Bring together all lines of the material below that contain the string "Representative".

** START OF DATA SUPPLIED **

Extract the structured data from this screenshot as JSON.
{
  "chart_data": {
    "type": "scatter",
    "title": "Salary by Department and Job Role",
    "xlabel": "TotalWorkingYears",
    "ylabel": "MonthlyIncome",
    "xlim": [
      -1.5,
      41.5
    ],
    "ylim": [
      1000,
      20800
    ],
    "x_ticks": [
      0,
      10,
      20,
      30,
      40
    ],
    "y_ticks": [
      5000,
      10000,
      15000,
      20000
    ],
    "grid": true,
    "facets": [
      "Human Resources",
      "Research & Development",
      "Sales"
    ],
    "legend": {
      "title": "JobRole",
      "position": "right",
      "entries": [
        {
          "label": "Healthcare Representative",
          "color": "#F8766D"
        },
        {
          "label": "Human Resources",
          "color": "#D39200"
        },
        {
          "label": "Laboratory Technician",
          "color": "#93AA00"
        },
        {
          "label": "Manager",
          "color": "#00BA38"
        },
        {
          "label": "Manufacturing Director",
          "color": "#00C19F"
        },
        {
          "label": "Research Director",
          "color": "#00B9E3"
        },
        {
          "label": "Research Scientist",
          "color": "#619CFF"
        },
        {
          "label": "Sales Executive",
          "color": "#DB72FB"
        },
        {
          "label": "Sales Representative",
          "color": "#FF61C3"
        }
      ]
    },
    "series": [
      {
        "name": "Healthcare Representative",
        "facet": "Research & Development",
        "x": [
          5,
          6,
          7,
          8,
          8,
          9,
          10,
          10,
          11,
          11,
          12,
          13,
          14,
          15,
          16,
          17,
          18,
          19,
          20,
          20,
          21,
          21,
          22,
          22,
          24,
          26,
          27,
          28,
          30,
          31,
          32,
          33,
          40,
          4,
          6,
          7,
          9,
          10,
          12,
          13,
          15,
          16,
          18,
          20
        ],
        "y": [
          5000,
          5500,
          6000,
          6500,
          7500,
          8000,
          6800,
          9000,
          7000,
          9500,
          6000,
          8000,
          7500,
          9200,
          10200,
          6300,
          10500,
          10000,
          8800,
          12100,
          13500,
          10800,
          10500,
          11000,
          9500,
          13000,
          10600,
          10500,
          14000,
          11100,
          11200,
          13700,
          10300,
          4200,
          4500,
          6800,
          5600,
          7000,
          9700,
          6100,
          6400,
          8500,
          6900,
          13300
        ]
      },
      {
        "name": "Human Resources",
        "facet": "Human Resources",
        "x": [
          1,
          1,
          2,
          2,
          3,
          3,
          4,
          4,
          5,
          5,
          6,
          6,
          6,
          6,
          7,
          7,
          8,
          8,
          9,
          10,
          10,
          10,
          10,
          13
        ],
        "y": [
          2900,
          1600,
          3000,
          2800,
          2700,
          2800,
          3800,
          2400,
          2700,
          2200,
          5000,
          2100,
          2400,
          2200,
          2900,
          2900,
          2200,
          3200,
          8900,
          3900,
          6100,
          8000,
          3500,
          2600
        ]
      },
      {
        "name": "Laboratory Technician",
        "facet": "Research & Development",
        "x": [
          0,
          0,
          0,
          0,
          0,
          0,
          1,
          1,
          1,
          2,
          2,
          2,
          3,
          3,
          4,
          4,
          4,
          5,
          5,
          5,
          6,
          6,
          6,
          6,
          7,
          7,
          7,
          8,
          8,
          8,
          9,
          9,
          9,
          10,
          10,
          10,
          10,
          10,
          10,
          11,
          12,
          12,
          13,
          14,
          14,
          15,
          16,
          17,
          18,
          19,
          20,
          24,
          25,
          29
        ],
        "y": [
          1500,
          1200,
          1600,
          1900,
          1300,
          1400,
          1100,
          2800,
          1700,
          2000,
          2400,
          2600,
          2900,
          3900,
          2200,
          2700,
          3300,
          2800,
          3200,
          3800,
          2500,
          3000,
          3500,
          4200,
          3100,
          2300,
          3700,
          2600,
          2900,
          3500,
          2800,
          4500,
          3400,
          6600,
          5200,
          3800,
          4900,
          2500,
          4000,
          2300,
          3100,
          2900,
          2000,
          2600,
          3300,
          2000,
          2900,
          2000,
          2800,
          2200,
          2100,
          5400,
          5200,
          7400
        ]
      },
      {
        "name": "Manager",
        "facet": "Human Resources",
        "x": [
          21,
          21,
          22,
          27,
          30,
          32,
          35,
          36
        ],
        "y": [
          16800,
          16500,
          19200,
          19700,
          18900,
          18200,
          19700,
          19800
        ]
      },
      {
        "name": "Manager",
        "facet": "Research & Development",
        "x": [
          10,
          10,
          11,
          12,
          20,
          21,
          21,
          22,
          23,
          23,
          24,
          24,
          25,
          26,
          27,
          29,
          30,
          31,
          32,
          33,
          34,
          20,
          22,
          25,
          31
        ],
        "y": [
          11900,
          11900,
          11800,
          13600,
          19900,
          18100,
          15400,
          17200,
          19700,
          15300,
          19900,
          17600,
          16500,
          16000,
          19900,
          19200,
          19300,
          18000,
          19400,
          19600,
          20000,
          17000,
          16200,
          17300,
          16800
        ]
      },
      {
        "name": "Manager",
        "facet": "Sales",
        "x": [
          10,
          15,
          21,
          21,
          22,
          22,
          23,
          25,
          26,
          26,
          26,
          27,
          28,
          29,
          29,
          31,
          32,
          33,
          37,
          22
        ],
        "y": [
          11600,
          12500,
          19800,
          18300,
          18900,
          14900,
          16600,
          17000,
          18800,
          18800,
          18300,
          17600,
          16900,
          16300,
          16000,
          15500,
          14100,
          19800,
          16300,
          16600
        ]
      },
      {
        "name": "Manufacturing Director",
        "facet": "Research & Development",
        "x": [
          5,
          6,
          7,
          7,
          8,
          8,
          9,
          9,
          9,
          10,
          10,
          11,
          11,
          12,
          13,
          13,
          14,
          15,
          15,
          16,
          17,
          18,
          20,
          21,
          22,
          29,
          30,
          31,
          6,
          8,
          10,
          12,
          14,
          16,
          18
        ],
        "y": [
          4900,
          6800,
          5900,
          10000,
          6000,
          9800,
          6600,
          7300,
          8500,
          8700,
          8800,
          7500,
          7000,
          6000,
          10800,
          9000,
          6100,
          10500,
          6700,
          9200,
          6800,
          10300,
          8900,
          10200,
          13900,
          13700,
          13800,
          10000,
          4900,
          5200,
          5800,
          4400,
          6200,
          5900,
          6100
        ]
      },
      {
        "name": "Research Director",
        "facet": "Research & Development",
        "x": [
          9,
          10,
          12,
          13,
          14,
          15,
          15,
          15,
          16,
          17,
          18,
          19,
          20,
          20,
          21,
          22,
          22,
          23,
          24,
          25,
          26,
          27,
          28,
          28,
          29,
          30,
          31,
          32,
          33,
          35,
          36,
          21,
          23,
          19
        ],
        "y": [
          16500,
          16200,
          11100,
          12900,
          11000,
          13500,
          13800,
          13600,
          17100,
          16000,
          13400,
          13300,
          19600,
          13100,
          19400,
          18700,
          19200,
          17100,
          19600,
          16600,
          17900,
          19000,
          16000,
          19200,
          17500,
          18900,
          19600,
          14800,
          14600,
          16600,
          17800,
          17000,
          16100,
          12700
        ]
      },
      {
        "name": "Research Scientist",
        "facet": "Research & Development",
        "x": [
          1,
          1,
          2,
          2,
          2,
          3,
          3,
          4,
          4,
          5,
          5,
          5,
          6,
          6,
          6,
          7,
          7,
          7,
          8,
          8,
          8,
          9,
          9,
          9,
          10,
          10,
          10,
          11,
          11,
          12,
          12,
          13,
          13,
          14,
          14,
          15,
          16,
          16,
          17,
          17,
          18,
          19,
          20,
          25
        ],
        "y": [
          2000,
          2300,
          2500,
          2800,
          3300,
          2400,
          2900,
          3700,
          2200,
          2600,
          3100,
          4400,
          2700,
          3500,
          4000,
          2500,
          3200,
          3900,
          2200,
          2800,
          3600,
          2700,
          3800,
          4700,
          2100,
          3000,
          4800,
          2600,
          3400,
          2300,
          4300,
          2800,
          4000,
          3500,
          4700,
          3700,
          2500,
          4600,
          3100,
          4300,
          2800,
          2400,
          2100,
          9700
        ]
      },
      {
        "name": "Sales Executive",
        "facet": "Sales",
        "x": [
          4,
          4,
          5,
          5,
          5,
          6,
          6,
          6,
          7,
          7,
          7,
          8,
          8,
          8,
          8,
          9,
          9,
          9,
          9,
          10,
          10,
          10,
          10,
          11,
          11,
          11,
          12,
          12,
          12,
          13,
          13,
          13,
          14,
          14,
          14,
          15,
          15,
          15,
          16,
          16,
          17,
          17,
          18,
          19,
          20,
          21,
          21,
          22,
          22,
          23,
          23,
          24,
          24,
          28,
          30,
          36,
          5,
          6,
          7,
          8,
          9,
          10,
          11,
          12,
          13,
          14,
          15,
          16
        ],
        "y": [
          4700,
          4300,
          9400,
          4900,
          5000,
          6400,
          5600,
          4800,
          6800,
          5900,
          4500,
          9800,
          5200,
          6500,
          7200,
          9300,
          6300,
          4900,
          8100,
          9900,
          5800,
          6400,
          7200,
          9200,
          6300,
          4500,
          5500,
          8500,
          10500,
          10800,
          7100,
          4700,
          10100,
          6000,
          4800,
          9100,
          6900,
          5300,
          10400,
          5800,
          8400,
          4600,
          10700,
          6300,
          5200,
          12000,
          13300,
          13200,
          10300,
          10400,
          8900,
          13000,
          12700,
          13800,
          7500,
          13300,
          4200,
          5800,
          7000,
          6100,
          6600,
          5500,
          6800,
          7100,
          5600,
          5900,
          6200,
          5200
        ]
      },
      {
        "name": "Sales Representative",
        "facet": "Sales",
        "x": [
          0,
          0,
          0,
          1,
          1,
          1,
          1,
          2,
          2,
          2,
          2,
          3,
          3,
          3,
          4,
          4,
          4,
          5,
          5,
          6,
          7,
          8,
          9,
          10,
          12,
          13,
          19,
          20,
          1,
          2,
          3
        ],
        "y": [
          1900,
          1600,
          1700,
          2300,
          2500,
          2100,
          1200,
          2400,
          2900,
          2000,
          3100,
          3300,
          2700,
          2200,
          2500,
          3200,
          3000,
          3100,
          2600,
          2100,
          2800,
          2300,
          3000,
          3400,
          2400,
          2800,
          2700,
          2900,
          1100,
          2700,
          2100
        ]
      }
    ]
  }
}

** END OF DATA SUPPLIED **

# TASK ANSWER
          "label": "Healthcare Representative",
          "label": "Sales Representative",
        "name": "Healthcare Representative",
        "name": "Sales Representative",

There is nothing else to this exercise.